Written instruction: Gather, from the listing beneath this task, every line holding the string "Engelmann".

Supplied records:
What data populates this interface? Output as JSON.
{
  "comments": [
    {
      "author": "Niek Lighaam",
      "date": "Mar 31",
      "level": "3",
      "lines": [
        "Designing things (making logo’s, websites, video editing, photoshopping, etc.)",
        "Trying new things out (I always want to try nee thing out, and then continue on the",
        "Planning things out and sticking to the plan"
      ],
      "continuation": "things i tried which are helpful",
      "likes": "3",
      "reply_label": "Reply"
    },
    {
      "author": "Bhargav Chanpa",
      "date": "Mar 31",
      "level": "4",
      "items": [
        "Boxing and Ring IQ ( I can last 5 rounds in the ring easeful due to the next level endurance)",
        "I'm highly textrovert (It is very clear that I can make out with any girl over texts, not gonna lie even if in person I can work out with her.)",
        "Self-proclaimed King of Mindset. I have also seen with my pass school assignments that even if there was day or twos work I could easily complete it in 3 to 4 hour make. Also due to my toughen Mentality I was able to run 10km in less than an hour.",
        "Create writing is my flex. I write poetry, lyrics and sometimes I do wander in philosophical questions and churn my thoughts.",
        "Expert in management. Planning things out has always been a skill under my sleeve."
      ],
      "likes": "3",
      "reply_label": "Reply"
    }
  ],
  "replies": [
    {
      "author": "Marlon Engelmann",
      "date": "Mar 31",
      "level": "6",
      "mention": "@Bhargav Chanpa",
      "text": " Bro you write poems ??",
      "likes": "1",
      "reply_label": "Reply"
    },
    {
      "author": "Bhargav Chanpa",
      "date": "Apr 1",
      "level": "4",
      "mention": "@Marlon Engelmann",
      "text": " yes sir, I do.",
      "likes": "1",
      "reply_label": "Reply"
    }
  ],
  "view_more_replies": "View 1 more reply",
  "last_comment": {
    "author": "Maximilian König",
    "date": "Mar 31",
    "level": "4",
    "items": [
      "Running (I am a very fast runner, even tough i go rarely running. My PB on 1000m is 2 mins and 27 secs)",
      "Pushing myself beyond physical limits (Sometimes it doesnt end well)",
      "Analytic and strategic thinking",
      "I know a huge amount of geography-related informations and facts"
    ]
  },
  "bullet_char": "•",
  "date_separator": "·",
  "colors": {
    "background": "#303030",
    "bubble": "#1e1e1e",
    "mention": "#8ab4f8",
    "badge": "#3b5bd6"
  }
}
--
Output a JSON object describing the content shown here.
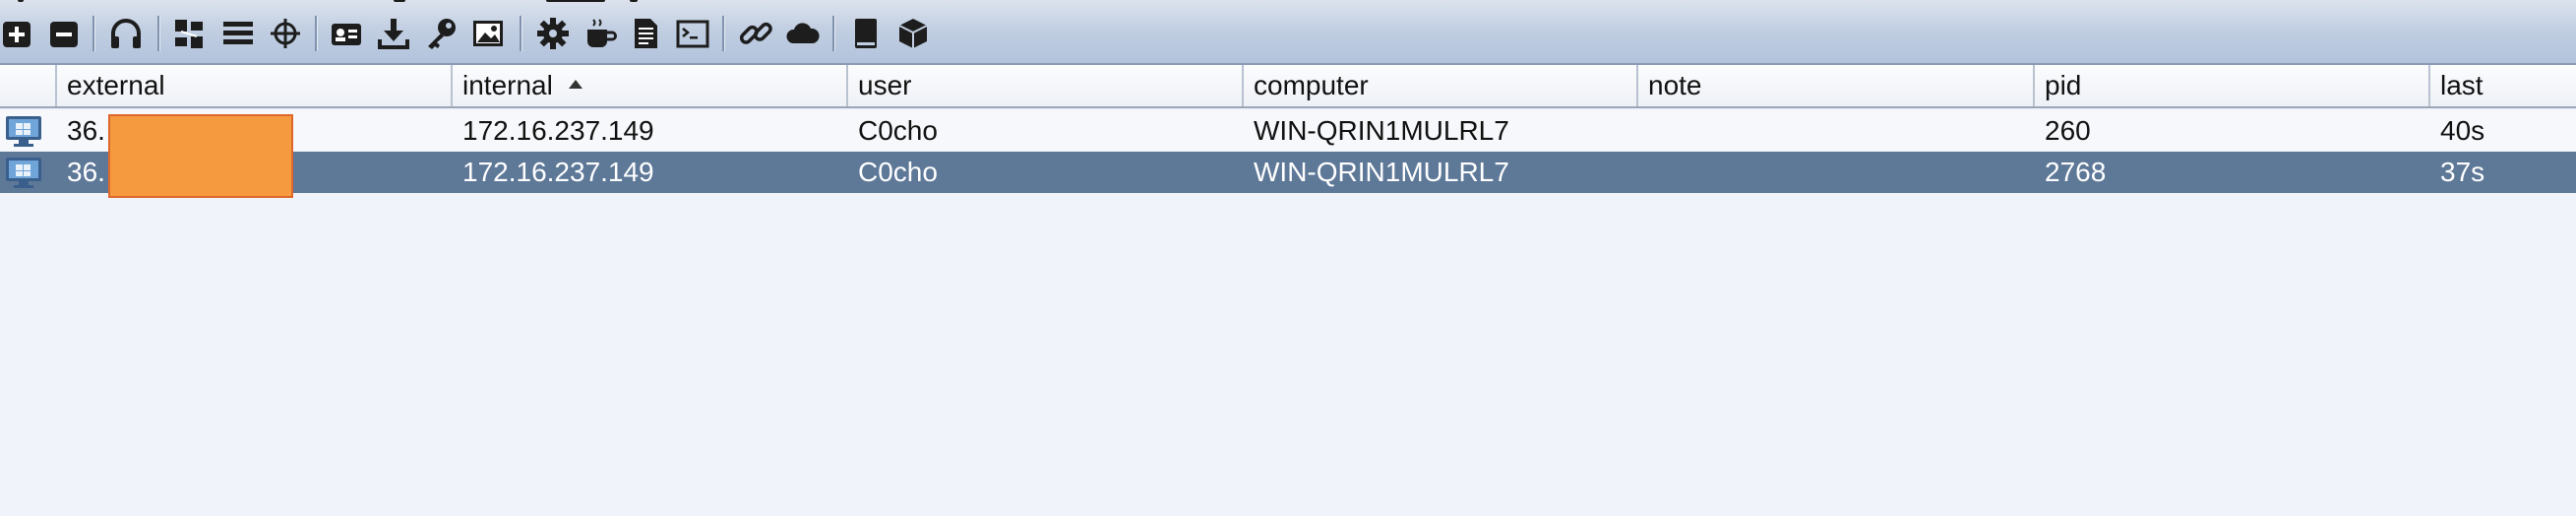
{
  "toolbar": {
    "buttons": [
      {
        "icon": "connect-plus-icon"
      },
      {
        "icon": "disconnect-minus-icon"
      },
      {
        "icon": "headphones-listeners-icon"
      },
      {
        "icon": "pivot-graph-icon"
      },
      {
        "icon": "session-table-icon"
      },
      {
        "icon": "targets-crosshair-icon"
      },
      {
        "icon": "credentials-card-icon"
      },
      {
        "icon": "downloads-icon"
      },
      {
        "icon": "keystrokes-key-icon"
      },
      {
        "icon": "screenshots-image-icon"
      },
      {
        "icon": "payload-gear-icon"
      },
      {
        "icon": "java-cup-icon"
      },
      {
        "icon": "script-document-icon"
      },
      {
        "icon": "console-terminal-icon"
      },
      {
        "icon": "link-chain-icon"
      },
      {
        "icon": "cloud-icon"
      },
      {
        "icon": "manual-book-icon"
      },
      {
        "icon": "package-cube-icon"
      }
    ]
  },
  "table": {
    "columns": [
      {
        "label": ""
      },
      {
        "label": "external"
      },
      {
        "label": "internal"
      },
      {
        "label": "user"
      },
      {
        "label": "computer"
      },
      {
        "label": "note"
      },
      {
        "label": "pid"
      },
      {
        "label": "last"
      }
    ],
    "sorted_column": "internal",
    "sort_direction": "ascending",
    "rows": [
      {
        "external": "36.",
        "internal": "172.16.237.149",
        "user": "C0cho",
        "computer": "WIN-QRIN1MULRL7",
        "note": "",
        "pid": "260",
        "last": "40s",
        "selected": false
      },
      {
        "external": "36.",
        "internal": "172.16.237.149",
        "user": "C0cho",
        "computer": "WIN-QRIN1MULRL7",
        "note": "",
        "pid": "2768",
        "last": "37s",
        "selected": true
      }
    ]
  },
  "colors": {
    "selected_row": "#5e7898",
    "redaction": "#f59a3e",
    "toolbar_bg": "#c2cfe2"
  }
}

Solved problem:
      "author": "Marlon Engelmann",
      "mention": "@Marlon Engelmann",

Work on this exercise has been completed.